◆ The request ◆
Your task is to reproduce the entries below word for word.

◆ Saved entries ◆
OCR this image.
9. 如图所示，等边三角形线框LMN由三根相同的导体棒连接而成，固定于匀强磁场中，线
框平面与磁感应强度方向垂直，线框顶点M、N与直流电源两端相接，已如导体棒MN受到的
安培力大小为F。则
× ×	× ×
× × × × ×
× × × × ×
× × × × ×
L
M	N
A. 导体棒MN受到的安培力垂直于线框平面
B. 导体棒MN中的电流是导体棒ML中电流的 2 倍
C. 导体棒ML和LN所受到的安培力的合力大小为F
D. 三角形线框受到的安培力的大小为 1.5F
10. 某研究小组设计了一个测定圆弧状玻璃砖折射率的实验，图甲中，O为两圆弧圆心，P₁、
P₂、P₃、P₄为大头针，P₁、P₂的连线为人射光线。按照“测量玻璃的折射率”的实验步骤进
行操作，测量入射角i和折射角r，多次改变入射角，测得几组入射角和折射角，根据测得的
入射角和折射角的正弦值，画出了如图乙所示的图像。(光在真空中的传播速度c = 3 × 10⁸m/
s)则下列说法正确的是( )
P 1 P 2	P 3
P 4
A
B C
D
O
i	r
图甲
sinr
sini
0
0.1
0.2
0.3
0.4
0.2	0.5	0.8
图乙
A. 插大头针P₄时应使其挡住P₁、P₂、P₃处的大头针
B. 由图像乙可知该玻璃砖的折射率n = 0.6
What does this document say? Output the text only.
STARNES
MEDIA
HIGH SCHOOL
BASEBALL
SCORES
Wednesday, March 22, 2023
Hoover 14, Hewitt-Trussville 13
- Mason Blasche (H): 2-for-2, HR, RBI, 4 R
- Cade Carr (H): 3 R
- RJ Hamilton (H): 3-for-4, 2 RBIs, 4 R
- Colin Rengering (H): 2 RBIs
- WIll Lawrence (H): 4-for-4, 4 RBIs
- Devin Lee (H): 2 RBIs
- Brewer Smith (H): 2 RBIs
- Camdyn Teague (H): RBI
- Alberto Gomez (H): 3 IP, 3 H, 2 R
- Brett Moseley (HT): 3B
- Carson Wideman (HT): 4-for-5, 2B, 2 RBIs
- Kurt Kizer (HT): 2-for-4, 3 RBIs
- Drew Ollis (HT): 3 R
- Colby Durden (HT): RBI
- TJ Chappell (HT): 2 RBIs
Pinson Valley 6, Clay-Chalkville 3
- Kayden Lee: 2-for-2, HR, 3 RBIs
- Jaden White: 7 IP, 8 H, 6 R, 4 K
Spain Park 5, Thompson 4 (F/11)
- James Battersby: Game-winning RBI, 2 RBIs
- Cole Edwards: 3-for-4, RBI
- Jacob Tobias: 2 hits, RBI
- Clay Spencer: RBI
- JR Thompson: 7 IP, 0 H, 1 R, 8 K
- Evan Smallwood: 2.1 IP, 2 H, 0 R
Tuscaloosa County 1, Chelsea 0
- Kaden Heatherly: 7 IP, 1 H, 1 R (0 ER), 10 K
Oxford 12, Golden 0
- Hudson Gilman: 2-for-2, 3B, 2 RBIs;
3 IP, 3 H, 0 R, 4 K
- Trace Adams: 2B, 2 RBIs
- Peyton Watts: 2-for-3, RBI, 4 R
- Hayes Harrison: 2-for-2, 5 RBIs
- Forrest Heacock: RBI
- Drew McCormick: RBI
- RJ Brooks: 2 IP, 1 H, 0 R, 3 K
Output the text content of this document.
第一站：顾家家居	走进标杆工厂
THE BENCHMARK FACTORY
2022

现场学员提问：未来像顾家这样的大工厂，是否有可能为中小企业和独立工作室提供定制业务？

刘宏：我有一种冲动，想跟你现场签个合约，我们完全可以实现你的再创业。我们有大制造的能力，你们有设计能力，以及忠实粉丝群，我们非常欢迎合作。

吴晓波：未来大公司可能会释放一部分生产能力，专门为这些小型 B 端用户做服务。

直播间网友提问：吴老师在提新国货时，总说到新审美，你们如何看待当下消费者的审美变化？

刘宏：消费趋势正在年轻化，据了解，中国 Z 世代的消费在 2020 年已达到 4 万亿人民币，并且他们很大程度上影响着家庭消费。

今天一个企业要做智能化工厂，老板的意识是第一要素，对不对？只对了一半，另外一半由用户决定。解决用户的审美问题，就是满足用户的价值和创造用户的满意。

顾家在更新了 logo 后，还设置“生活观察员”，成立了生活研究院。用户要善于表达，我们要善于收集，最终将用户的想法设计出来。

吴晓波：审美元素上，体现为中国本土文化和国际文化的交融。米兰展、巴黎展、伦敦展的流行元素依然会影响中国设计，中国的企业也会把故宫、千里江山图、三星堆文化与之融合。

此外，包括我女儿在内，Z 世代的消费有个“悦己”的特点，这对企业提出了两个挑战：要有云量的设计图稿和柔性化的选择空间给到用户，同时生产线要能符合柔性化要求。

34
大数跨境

◆ Answer for this exercise ◆
OCR this image.
9. 如图所示，等边三角形线框LMN由三根相同的导体棒连接而成，固定于匀强磁场中，线
框平面与磁感应强度方向垂直，线框顶点M、N与直流电源两端相接，已如导体棒MN受到的
安培力大小为F。则
× ×	× ×
× × × × ×
× × × × ×
× × × × ×
L
M	N
A. 导体棒MN受到的安培力垂直于线框平面
B. 导体棒MN中的电流是导体棒ML中电流的 2 倍
C. 导体棒ML和LN所受到的安培力的合力大小为F
D. 三角形线框受到的安培力的大小为 1.5F
10. 某研究小组设计了一个测定圆弧状玻璃砖折射率的实验，图甲中，O为两圆弧圆心，P₁、
P₂、P₃、P₄为大头针，P₁、P₂的连线为人射光线。按照“测量玻璃的折射率”的实验步骤进
行操作，测量入射角i和折射角r，多次改变入射角，测得几组入射角和折射角，根据测得的
入射角和折射角的正弦值，画出了如图乙所示的图像。(光在真空中的传播速度c = 3 × 10⁸m/
s)则下列说法正确的是( )
P 1 P 2	P 3
P 4
A
B C
D
O
i	r
图甲
sinr
sini
0
0.1
0.2
0.3
0.4
0.2	0.5	0.8
图乙
A. 插大头针P₄时应使其挡住P₁、P₂、P₃处的大头针
B. 由图像乙可知该玻璃砖的折射率n = 0.6
What does this document say? Output the text only.
STARNES
MEDIA
HIGH SCHOOL
BASEBALL
SCORES
Wednesday, March 22, 2023
Hoover 14, Hewitt-Trussville 13
- Mason Blasche (H): 2-for-2, HR, RBI, 4 R
- Cade Carr (H): 3 R
- RJ Hamilton (H): 3-for-4, 2 RBIs, 4 R
- Colin Rengering (H): 2 RBIs
- WIll Lawrence (H): 4-for-4, 4 RBIs
- Devin Lee (H): 2 RBIs
- Brewer Smith (H): 2 RBIs
- Camdyn Teague (H): RBI
- Alberto Gomez (H): 3 IP, 3 H, 2 R
- Brett Moseley (HT): 3B
- Carson Wideman (HT): 4-for-5, 2B, 2 RBIs
- Kurt Kizer (HT): 2-for-4, 3 RBIs
- Drew Ollis (HT): 3 R
- Colby Durden (HT): RBI
- TJ Chappell (HT): 2 RBIs
Pinson Valley 6, Clay-Chalkville 3
- Kayden Lee: 2-for-2, HR, 3 RBIs
- Jaden White: 7 IP, 8 H, 6 R, 4 K
Spain Park 5, Thompson 4 (F/11)
- James Battersby: Game-winning RBI, 2 RBIs
- Cole Edwards: 3-for-4, RBI
- Jacob Tobias: 2 hits, RBI
- Clay Spencer: RBI
- JR Thompson: 7 IP, 0 H, 1 R, 8 K
- Evan Smallwood: 2.1 IP, 2 H, 0 R
Tuscaloosa County 1, Chelsea 0
- Kaden Heatherly: 7 IP, 1 H, 1 R (0 ER), 10 K
Oxford 12, Golden 0
- Hudson Gilman: 2-for-2, 3B, 2 RBIs;
3 IP, 3 H, 0 R, 4 K
- Trace Adams: 2B, 2 RBIs
- Peyton Watts: 2-for-3, RBI, 4 R
- Hayes Harrison: 2-for-2, 5 RBIs
- Forrest Heacock: RBI
- Drew McCormick: RBI
- RJ Brooks: 2 IP, 1 H, 0 R, 3 K
Output the text content of this document.
第一站：顾家家居	走进标杆工厂
THE BENCHMARK FACTORY
2022

现场学员提问：未来像顾家这样的大工厂，是否有可能为中小企业和独立工作室提供定制业务？

刘宏：我有一种冲动，想跟你现场签个合约，我们完全可以实现你的再创业。我们有大制造的能力，你们有设计能力，以及忠实粉丝群，我们非常欢迎合作。

吴晓波：未来大公司可能会释放一部分生产能力，专门为这些小型 B 端用户做服务。

直播间网友提问：吴老师在提新国货时，总说到新审美，你们如何看待当下消费者的审美变化？

刘宏：消费趋势正在年轻化，据了解，中国 Z 世代的消费在 2020 年已达到 4 万亿人民币，并且他们很大程度上影响着家庭消费。

今天一个企业要做智能化工厂，老板的意识是第一要素，对不对？只对了一半，另外一半由用户决定。解决用户的审美问题，就是满足用户的价值和创造用户的满意。

顾家在更新了 logo 后，还设置“生活观察员”，成立了生活研究院。用户要善于表达，我们要善于收集，最终将用户的想法设计出来。

吴晓波：审美元素上，体现为中国本土文化和国际文化的交融。米兰展、巴黎展、伦敦展的流行元素依然会影响中国设计，中国的企业也会把故宫、千里江山图、三星堆文化与之融合。

此外，包括我女儿在内，Z 世代的消费有个“悦己”的特点，这对企业提出了两个挑战：要有云量的设计图稿和柔性化的选择空间给到用户，同时生产线要能符合柔性化要求。

34
大数跨境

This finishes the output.